• _Written request_: Search the data for the word "ممتاز" and copy every line that contains it.

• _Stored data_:

-- BEGIN --

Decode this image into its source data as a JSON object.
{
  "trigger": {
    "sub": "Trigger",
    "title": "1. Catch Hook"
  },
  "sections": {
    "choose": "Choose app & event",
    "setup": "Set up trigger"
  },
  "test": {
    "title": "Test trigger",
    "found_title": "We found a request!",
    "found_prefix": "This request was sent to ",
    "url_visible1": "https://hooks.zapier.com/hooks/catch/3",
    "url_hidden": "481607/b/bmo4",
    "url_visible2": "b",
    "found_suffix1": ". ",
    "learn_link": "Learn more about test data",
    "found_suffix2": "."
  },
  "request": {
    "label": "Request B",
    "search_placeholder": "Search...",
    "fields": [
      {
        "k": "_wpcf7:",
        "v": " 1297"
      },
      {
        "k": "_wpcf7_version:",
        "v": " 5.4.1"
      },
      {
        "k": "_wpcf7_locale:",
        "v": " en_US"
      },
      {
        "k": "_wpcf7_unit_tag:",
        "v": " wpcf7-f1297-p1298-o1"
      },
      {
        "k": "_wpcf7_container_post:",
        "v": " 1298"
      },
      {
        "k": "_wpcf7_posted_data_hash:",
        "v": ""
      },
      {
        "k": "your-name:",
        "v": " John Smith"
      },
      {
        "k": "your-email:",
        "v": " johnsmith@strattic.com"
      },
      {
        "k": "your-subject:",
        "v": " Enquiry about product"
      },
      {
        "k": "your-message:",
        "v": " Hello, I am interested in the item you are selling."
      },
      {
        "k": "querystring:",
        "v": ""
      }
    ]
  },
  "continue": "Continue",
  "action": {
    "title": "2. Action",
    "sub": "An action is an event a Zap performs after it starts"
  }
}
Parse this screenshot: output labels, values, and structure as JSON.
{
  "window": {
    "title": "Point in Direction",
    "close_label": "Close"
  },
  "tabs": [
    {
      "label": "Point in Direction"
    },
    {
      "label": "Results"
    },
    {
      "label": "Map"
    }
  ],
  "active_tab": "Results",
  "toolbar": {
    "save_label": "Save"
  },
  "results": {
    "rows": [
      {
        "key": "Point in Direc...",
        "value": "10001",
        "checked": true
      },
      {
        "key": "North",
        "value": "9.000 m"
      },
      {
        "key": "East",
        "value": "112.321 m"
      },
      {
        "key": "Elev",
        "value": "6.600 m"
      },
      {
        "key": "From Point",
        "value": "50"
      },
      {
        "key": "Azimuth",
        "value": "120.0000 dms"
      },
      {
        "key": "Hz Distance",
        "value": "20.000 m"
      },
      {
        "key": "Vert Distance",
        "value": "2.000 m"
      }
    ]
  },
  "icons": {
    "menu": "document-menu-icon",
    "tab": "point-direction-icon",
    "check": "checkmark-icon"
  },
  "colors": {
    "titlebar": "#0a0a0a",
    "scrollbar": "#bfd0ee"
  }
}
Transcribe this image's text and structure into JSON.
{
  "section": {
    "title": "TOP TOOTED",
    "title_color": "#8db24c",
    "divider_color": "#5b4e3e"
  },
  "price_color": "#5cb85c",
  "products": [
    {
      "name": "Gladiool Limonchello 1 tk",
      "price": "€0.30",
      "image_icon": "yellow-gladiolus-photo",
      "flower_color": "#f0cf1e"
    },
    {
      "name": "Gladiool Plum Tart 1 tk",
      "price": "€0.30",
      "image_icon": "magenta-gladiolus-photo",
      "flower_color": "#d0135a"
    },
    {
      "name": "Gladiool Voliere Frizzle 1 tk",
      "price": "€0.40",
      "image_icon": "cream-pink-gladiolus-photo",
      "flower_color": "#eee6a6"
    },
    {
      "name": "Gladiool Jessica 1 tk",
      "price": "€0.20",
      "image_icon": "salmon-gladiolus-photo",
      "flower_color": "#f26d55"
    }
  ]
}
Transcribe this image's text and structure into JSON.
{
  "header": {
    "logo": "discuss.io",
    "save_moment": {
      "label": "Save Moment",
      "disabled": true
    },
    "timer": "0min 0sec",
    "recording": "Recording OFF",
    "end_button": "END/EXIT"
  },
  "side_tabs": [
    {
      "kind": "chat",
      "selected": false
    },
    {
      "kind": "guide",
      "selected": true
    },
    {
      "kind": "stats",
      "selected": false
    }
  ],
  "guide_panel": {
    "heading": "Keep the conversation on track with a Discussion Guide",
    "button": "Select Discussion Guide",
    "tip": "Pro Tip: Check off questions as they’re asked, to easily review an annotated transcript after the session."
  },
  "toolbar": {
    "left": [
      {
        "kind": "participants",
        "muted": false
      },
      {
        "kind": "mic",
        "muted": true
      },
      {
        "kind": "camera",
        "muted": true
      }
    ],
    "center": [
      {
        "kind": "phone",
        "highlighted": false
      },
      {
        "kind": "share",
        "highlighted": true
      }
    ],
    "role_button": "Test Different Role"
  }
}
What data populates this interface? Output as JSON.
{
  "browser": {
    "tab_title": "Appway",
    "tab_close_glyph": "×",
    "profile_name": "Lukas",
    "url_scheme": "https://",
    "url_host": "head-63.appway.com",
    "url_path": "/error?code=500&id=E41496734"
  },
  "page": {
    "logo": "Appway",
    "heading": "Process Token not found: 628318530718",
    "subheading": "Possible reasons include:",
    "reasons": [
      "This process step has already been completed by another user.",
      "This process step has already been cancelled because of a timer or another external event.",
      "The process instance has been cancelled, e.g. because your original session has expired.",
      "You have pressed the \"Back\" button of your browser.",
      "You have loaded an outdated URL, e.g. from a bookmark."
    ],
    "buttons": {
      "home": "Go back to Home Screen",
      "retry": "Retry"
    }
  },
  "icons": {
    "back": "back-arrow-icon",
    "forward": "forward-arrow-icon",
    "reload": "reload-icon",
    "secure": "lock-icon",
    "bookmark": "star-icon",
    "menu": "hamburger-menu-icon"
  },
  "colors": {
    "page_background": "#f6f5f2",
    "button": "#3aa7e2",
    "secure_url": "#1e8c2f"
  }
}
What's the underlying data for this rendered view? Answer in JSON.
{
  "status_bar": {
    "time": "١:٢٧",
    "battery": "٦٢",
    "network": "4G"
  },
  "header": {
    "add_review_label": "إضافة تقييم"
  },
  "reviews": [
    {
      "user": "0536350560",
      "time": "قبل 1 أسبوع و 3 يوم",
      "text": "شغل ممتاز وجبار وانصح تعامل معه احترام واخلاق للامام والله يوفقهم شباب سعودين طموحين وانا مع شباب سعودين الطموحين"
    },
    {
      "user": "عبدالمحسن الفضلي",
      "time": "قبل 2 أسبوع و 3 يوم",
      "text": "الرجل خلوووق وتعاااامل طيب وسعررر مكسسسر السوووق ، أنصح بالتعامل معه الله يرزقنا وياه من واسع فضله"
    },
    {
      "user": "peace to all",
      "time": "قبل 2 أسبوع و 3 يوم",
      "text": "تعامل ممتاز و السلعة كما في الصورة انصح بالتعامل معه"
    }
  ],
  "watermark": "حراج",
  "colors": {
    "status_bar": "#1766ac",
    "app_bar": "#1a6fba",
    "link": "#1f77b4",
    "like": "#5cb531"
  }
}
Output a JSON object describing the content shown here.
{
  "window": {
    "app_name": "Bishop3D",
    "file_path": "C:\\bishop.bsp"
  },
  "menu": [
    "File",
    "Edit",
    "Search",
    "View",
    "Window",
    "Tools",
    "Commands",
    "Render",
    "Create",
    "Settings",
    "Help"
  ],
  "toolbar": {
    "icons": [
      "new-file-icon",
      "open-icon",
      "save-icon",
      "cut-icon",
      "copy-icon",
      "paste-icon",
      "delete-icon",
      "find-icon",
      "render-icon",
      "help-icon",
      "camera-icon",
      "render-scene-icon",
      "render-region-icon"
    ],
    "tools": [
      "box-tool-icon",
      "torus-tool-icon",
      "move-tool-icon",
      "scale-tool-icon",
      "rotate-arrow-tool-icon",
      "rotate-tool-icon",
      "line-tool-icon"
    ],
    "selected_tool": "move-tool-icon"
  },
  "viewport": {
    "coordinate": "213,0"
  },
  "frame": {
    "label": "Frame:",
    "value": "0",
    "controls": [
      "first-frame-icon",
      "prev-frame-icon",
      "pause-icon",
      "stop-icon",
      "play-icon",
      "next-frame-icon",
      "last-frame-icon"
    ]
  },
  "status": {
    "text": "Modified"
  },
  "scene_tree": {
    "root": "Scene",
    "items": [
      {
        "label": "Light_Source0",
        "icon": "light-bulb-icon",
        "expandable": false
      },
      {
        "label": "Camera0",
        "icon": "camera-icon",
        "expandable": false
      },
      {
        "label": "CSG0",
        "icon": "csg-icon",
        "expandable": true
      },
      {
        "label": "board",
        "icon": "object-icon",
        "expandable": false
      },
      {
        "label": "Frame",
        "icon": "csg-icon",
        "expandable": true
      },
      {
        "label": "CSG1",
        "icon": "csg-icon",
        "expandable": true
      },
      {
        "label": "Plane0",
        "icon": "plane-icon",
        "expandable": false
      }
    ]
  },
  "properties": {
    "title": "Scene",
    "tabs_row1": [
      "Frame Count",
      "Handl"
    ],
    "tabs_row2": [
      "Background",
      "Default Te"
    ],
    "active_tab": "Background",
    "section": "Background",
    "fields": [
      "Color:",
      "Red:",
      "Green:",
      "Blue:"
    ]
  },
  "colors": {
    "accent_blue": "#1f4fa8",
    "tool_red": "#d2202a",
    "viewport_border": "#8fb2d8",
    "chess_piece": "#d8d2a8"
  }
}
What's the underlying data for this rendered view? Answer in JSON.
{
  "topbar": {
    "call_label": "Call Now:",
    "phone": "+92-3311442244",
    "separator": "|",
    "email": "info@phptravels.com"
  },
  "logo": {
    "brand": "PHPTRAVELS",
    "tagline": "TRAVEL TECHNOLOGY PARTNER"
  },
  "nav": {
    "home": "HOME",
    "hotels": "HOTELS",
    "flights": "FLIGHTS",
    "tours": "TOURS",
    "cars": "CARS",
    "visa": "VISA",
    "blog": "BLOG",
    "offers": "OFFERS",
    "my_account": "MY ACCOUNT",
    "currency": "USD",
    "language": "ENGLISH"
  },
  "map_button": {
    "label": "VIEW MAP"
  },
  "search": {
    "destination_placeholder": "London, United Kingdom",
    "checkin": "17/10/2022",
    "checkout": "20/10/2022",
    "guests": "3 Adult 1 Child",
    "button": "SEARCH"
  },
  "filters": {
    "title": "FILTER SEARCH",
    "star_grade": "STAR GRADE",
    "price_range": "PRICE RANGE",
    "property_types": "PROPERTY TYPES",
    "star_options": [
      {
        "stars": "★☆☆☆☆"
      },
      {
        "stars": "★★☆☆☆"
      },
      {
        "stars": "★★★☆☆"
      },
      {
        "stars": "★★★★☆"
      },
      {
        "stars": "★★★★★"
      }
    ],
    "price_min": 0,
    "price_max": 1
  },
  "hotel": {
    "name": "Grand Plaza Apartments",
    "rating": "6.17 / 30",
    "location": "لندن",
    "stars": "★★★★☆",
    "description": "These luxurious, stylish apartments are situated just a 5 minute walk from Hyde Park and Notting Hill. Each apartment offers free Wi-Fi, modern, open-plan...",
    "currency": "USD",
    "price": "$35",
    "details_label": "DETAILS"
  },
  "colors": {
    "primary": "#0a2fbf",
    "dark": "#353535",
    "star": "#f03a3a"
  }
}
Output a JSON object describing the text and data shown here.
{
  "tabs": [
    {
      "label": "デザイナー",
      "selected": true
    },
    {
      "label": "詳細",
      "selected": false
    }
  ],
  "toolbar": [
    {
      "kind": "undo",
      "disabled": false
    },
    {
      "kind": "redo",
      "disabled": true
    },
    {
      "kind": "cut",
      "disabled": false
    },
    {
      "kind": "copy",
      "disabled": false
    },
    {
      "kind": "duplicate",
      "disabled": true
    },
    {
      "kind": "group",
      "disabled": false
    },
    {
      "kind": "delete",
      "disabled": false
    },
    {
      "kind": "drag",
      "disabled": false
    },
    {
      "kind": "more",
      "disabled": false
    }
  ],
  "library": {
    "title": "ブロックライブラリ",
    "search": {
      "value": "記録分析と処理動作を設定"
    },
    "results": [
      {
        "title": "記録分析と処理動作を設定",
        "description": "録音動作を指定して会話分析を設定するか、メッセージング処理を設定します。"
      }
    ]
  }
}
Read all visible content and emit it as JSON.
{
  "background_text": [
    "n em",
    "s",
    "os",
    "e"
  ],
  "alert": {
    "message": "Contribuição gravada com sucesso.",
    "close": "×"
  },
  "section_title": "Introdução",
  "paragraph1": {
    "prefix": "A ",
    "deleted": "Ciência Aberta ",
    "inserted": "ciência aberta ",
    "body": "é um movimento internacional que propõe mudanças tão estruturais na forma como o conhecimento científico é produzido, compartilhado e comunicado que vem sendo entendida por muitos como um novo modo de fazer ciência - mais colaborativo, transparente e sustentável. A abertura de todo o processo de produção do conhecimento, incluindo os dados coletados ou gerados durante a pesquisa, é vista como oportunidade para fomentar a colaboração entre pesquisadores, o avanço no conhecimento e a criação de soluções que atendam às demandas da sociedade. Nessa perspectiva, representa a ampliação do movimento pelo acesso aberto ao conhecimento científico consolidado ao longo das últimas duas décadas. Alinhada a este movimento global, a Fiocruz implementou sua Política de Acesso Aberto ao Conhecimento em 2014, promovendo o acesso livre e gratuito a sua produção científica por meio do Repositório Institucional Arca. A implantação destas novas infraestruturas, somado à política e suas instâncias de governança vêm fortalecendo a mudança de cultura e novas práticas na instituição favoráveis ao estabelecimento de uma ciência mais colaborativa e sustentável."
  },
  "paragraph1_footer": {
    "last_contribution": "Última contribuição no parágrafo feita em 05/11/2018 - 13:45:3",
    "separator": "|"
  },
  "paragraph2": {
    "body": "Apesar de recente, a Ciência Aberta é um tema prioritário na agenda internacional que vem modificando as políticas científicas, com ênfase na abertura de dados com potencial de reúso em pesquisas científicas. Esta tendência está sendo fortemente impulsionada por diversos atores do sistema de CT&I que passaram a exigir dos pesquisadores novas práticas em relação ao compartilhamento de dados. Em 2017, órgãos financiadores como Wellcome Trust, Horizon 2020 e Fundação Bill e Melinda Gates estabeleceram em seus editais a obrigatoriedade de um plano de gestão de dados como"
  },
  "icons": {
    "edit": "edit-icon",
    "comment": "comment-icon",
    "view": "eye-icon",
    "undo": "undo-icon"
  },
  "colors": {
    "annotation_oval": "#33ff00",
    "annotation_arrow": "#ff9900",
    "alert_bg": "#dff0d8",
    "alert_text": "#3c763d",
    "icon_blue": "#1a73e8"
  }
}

-- END --

• _Task response_:
      "text": "شغل ممتاز وجبار وانصح تعامل معه احترام واخلاق للامام والله يوفقهم شباب سعودين طموحين وانا مع شباب سعودين الطموحين"
      "text": "تعامل ممتاز و السلعة كما في الصورة انصح بالتعامل معه"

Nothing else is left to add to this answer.